For this exercise, copy out each line of the material below that includes "style".

Lines of data
···

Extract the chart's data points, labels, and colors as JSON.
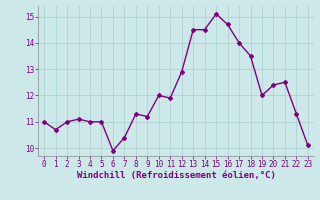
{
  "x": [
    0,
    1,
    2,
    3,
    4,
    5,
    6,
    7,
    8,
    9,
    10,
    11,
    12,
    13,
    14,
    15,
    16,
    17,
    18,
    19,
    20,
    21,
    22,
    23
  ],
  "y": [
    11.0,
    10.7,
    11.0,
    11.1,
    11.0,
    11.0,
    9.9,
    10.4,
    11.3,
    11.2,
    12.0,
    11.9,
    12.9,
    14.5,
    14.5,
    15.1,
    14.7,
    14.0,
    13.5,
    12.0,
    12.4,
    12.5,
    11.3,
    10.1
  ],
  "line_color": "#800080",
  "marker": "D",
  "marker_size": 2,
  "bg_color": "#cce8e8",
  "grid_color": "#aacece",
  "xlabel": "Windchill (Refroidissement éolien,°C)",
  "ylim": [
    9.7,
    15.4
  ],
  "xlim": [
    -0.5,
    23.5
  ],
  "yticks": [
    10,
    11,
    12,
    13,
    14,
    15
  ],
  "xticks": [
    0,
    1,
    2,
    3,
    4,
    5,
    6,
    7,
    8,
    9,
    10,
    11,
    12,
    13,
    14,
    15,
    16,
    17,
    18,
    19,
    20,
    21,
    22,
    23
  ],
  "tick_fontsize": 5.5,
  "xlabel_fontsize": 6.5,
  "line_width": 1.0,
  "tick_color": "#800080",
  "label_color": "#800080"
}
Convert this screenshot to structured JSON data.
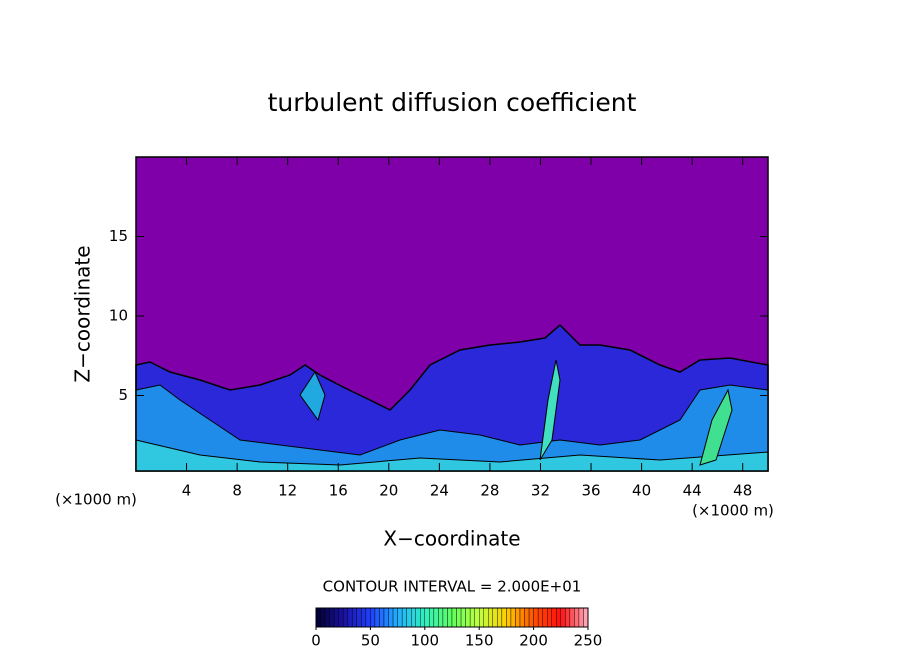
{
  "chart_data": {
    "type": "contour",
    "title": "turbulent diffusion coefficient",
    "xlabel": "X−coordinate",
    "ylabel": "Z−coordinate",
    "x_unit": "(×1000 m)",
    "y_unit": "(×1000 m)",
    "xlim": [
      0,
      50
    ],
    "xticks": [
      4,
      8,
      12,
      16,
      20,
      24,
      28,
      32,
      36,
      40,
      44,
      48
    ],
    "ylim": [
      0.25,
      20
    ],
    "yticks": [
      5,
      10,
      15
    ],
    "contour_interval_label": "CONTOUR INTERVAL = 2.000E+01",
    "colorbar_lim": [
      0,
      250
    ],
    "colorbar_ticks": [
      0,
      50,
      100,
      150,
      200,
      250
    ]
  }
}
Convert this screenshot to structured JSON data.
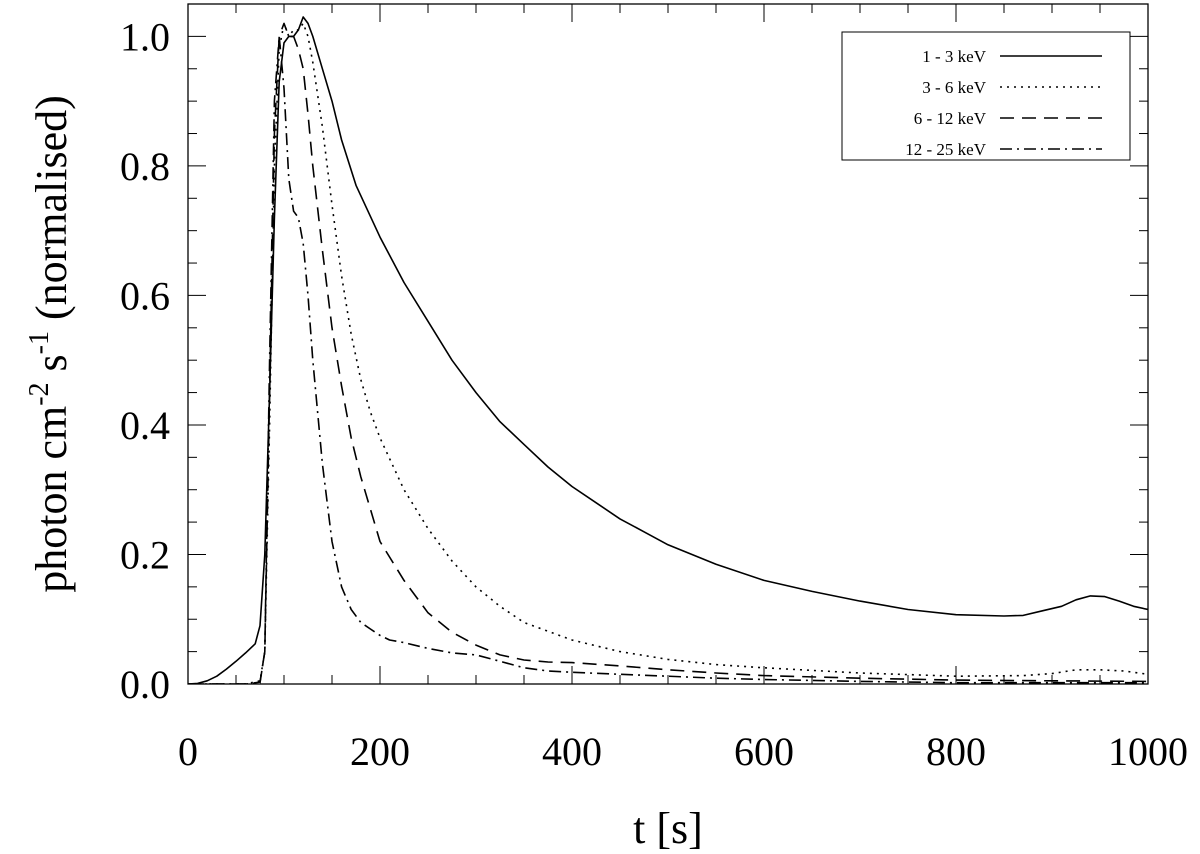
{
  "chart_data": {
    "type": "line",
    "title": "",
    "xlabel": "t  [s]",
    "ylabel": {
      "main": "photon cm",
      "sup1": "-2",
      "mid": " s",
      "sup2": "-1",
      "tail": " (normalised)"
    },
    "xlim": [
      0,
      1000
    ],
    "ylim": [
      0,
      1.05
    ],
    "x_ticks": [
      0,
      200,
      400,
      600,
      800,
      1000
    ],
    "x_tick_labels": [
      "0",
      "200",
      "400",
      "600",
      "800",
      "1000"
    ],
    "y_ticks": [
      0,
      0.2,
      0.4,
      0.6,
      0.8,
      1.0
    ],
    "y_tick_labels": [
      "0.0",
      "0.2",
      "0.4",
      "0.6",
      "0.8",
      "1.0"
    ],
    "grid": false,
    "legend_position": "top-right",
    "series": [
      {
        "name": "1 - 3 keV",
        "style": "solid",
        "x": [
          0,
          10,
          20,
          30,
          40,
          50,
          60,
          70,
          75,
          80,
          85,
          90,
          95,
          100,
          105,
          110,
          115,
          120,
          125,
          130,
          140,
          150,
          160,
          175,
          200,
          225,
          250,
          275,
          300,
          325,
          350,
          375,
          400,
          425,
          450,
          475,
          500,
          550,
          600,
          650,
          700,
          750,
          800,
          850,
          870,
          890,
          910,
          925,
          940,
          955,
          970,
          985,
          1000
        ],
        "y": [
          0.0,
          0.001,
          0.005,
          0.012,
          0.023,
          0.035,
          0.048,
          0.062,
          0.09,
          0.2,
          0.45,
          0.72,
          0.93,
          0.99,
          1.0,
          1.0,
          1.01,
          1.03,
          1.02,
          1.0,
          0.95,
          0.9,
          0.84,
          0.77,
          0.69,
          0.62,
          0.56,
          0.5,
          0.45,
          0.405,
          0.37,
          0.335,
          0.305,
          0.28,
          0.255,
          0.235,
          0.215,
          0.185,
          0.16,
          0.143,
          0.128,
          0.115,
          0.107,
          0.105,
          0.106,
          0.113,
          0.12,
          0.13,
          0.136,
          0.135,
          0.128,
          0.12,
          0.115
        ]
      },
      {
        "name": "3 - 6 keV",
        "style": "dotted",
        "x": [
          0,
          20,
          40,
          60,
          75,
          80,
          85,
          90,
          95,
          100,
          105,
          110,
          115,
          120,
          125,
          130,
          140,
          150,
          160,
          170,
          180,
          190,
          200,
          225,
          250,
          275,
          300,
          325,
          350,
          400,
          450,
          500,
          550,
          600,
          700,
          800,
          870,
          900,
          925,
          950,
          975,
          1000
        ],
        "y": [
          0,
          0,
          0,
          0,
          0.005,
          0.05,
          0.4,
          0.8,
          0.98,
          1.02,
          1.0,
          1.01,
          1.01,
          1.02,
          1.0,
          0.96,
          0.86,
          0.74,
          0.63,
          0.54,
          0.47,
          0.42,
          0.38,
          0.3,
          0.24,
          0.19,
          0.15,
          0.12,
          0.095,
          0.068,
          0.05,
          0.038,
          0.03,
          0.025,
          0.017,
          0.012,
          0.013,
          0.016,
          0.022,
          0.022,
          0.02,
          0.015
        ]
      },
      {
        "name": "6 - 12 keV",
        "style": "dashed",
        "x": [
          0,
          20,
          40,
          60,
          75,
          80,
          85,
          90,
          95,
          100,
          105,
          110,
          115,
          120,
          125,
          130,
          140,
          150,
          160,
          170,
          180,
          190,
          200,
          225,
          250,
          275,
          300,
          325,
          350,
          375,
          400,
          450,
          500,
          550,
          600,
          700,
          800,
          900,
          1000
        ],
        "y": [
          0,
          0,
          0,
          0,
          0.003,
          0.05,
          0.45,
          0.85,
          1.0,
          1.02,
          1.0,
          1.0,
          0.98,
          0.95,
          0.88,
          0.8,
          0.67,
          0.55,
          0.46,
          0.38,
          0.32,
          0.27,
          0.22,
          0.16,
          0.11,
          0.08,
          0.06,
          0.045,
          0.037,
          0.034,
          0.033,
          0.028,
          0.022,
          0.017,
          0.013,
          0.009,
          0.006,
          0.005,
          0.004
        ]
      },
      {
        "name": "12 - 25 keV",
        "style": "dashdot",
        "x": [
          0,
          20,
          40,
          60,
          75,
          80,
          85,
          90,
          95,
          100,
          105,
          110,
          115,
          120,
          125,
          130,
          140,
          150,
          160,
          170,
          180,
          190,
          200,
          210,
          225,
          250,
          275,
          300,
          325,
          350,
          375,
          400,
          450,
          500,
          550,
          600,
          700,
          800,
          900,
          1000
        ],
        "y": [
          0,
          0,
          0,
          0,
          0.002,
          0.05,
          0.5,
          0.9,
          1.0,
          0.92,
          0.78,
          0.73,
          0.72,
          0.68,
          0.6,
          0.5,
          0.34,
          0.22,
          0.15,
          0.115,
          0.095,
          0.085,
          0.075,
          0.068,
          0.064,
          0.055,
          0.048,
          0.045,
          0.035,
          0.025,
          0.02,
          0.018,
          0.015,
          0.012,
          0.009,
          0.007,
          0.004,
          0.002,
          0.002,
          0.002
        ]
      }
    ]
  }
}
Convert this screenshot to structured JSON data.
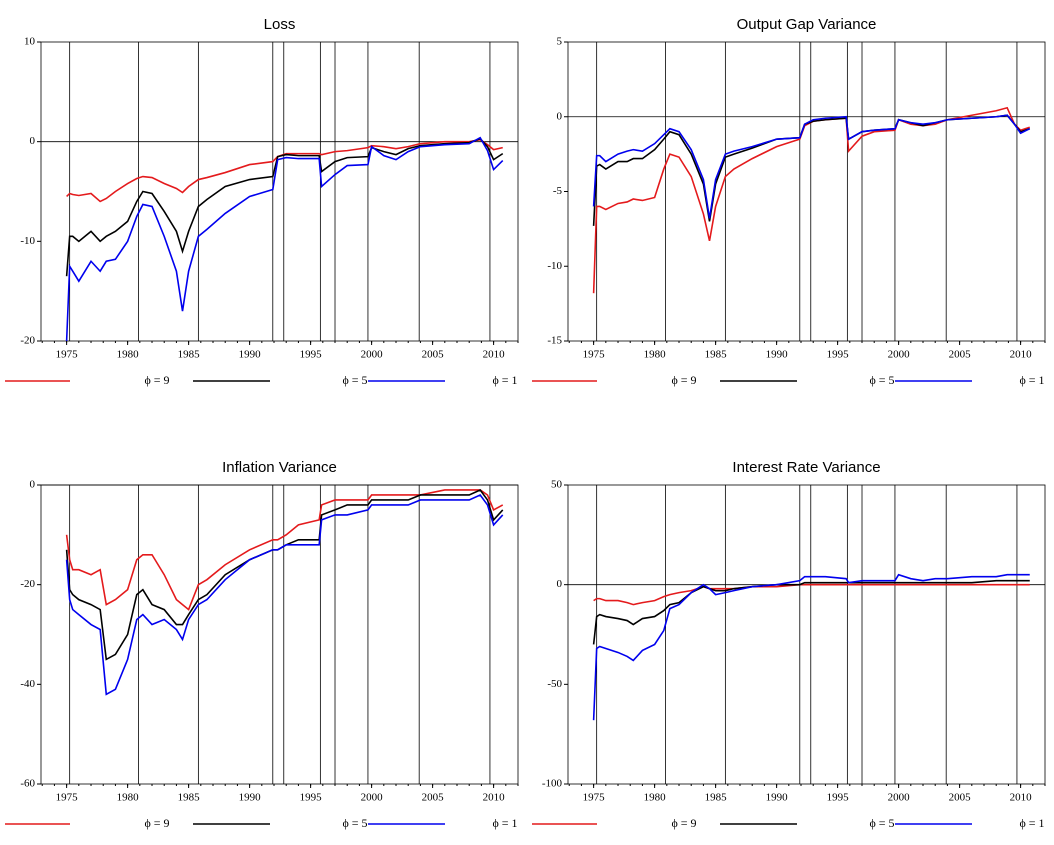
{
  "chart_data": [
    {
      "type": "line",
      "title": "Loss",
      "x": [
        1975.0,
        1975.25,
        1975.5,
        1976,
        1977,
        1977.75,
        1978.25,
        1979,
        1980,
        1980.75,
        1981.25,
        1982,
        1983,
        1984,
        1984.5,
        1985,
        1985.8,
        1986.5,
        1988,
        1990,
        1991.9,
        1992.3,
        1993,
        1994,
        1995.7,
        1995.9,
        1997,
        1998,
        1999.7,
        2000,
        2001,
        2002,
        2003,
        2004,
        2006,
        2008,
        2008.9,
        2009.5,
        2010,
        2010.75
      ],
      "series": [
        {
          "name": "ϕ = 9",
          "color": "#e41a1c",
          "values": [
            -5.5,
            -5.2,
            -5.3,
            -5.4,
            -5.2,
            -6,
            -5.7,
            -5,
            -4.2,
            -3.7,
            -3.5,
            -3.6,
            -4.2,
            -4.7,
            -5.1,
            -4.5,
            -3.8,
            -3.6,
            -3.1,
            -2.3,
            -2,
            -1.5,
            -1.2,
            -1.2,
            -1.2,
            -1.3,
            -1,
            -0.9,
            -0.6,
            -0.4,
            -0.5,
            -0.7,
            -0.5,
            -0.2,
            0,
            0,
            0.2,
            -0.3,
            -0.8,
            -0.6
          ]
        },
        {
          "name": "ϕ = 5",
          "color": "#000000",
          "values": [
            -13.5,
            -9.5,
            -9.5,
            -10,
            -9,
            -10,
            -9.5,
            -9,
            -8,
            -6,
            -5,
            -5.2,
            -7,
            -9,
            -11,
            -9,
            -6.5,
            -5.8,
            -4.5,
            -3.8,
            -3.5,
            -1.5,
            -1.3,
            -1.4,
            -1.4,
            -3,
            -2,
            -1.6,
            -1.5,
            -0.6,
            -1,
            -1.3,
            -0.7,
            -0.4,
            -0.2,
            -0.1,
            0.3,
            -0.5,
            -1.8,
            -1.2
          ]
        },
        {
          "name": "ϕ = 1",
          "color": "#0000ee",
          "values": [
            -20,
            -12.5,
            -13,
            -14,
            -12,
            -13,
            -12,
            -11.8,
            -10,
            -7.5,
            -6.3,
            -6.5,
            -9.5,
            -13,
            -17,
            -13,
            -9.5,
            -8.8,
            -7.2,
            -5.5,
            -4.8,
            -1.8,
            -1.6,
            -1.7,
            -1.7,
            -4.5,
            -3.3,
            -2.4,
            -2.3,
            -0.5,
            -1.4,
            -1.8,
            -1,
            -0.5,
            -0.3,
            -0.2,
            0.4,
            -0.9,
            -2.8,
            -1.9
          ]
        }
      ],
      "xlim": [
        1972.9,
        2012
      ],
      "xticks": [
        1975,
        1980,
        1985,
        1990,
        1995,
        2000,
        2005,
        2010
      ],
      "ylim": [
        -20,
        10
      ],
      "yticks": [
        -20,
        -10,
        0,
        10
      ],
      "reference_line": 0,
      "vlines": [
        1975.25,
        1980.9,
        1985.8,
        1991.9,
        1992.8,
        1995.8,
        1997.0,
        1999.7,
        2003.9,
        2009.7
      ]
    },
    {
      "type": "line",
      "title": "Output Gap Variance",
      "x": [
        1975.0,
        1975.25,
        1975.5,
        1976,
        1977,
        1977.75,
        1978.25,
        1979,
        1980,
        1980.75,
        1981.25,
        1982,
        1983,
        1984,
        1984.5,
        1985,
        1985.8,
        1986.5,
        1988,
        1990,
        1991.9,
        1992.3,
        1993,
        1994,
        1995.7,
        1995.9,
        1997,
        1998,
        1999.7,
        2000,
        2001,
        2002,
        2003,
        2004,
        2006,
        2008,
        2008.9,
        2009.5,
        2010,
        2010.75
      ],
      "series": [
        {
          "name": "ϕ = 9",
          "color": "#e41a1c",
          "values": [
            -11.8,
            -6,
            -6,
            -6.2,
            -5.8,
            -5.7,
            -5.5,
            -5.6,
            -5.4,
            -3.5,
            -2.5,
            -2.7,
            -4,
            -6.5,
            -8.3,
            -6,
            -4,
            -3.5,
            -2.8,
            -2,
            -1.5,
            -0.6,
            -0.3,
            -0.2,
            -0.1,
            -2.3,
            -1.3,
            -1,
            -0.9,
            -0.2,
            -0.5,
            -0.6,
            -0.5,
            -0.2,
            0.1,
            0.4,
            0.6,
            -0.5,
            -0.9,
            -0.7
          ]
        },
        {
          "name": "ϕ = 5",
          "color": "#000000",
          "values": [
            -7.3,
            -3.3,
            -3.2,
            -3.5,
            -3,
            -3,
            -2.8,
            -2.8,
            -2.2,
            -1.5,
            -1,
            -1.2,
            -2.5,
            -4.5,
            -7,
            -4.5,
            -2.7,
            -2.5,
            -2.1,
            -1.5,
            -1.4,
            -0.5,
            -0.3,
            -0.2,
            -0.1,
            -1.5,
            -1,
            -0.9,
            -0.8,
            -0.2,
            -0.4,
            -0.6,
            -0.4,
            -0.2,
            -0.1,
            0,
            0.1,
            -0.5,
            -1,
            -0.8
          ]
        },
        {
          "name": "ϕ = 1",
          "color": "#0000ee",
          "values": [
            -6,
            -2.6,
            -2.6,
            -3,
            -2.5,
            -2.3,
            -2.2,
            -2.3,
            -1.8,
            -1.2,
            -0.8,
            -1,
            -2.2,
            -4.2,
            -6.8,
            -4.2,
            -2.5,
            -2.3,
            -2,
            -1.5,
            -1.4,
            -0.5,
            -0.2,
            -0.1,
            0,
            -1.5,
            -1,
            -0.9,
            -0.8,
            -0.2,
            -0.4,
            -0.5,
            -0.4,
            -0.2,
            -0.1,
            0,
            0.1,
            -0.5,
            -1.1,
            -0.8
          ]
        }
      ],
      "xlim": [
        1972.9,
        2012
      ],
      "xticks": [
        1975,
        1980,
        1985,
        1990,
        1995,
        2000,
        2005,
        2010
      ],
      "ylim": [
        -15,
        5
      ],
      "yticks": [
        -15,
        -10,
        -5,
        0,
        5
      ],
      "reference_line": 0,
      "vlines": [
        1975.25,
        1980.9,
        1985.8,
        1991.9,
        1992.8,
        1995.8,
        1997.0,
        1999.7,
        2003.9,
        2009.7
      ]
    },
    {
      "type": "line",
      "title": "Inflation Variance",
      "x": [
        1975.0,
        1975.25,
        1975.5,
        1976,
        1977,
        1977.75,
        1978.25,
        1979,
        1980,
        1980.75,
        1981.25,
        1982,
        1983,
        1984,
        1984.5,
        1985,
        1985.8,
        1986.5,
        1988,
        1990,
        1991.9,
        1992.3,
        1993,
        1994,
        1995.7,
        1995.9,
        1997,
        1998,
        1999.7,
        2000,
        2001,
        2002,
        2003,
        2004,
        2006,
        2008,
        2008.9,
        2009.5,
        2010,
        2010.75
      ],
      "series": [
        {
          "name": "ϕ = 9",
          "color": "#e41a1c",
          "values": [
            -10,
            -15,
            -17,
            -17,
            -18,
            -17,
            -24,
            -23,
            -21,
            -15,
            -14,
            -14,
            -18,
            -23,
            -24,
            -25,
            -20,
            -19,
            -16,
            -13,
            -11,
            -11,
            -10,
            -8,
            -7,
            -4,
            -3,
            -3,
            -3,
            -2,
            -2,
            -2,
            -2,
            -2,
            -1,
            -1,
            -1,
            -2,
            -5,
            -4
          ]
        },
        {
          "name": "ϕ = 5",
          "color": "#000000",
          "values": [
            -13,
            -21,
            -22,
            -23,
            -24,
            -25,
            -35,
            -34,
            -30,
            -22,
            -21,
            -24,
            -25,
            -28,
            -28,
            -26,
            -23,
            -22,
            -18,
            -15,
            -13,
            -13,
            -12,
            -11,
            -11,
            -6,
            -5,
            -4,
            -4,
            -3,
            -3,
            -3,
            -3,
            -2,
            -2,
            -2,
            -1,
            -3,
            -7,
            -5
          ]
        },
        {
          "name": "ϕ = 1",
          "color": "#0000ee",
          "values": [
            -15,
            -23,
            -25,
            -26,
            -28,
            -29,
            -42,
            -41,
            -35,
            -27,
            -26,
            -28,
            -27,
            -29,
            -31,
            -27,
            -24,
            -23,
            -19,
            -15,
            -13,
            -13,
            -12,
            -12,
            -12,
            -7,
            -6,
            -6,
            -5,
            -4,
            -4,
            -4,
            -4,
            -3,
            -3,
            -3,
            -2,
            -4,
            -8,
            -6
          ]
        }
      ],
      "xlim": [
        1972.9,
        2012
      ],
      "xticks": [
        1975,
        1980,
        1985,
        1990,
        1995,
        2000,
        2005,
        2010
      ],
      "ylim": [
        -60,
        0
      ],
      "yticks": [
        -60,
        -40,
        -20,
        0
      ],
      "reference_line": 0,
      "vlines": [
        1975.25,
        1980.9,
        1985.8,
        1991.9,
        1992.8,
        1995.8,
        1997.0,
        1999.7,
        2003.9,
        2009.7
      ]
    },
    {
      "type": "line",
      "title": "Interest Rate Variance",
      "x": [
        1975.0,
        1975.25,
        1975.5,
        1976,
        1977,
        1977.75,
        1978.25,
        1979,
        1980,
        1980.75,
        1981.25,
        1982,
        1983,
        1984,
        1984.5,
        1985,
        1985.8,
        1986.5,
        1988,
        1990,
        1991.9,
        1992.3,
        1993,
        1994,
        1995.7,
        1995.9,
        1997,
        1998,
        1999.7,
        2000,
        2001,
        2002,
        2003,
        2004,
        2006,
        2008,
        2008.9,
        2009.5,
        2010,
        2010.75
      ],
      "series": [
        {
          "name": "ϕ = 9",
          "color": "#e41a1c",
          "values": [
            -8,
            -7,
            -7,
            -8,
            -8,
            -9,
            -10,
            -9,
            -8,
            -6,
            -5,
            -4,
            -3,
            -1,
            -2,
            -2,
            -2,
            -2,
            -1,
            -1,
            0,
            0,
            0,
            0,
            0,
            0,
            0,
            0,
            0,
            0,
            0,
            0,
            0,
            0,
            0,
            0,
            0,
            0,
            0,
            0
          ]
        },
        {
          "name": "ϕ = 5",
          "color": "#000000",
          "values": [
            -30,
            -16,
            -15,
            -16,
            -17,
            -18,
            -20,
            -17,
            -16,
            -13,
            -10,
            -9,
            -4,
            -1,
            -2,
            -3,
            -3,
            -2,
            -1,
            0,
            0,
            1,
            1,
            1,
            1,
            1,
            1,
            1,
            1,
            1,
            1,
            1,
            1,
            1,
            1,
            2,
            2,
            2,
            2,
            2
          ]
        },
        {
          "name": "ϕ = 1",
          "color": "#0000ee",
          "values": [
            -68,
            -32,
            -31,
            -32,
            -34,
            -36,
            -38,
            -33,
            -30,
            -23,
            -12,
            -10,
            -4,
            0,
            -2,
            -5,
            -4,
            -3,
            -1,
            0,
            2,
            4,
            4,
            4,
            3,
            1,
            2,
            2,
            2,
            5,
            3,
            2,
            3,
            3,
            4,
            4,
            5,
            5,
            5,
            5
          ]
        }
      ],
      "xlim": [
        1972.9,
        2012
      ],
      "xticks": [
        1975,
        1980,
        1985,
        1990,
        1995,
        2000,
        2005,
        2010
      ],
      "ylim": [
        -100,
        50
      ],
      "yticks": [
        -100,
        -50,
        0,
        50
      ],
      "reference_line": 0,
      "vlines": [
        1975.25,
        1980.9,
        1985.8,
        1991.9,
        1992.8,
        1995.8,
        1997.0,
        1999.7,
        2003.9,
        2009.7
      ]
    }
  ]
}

···

> RESPONSE TO THE EXERCISE:
        "style": "solid",
        "style": "dotted",
        "style": "dashed",
        "style": "dashdot",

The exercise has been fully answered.